-- START RECORD LIST --
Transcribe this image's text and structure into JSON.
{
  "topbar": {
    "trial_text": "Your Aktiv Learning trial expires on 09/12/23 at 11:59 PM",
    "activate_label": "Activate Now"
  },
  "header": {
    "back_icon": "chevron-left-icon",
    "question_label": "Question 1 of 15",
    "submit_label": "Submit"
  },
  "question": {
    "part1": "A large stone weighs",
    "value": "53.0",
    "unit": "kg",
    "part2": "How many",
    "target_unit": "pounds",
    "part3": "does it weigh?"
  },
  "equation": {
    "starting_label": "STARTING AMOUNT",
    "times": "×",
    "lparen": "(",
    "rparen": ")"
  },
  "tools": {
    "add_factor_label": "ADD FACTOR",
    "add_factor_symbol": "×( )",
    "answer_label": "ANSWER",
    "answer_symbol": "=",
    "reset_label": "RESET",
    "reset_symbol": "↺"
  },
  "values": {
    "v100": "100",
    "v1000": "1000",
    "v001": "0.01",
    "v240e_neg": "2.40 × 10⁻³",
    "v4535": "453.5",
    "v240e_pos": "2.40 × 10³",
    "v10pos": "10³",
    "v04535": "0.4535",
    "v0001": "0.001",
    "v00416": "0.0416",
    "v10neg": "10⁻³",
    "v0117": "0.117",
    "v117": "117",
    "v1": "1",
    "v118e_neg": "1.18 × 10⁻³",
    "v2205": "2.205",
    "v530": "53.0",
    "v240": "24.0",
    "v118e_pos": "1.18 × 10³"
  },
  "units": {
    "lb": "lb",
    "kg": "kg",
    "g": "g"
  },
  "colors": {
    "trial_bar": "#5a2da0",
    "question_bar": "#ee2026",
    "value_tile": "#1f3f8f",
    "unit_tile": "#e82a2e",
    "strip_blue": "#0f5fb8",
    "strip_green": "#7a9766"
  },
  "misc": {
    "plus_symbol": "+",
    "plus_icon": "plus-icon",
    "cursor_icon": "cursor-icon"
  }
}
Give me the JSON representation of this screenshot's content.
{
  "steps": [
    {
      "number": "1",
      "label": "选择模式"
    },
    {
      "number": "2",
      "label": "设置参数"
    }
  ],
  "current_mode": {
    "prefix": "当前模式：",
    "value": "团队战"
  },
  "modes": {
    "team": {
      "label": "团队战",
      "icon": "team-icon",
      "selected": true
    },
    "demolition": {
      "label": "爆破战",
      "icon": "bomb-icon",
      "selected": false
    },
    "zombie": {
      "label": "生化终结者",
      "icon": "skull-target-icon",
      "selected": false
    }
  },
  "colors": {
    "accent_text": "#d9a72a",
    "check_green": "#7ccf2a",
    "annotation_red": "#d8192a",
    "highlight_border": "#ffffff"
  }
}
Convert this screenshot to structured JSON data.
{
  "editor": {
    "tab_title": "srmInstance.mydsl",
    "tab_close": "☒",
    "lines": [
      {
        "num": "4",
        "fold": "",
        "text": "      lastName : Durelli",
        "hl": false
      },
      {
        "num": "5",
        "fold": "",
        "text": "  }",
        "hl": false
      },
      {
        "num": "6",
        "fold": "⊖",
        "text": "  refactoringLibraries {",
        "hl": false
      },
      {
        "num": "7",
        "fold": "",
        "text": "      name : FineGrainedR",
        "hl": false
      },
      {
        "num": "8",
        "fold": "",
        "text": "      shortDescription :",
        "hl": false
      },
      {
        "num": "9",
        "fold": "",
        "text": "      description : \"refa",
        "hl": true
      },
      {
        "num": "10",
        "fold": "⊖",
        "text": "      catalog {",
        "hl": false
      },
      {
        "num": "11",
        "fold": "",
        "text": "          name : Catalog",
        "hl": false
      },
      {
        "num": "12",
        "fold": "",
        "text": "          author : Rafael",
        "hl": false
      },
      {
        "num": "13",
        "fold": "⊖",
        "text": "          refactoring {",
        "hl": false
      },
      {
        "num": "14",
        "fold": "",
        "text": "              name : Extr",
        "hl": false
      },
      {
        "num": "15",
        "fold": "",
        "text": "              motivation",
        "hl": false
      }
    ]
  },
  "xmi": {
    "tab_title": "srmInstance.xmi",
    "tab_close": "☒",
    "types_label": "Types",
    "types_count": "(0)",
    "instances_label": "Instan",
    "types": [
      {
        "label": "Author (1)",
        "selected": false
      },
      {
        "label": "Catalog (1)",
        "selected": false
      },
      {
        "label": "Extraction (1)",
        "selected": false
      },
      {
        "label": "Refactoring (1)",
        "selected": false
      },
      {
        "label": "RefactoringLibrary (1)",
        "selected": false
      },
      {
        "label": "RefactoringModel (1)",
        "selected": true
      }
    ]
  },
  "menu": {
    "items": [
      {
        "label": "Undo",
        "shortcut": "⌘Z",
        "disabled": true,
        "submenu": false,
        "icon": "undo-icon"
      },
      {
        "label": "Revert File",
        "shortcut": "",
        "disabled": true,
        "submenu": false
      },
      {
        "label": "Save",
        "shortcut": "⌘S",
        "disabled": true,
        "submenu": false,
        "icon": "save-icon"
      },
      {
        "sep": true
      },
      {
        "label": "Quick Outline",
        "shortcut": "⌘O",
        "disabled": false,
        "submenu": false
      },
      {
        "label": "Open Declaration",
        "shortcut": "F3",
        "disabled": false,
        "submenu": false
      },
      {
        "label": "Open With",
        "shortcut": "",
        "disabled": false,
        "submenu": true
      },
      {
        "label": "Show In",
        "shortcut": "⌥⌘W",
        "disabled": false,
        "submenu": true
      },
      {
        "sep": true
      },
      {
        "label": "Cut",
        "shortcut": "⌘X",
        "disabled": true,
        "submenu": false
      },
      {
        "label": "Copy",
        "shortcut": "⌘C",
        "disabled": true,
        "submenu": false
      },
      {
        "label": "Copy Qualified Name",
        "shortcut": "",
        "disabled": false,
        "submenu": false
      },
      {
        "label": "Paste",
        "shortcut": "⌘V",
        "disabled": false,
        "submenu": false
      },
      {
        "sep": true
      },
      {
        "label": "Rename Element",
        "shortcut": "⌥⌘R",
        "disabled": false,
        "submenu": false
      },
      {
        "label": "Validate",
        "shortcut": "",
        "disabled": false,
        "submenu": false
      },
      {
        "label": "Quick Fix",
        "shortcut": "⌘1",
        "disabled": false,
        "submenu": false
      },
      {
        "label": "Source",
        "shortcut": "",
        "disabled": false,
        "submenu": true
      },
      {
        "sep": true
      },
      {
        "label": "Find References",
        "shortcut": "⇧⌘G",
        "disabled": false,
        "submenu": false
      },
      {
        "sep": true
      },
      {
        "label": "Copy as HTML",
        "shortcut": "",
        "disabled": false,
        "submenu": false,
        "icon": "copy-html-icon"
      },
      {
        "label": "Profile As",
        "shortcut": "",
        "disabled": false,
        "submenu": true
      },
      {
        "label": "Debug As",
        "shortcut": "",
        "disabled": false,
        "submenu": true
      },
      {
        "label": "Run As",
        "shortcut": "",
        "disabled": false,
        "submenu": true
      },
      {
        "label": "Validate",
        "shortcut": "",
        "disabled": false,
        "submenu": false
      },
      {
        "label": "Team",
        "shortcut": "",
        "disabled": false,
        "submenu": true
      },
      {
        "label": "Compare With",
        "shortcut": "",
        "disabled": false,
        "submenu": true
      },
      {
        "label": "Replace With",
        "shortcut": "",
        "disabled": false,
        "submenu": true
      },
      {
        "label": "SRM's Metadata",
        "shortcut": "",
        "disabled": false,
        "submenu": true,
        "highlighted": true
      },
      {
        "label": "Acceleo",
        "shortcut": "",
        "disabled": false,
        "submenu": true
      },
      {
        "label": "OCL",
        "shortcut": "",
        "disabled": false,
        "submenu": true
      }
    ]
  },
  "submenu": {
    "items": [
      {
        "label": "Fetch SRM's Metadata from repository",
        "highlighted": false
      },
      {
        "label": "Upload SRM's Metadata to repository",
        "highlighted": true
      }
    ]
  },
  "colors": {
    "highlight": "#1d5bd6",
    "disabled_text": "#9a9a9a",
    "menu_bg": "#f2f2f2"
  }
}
-- END RECORD LIST --
TASK GOAL: Above are the records; copy every line in them that holds the word "With".

THE ANSWER:
        "label": "Open With",
        "label": "Compare With",
        "label": "Replace With",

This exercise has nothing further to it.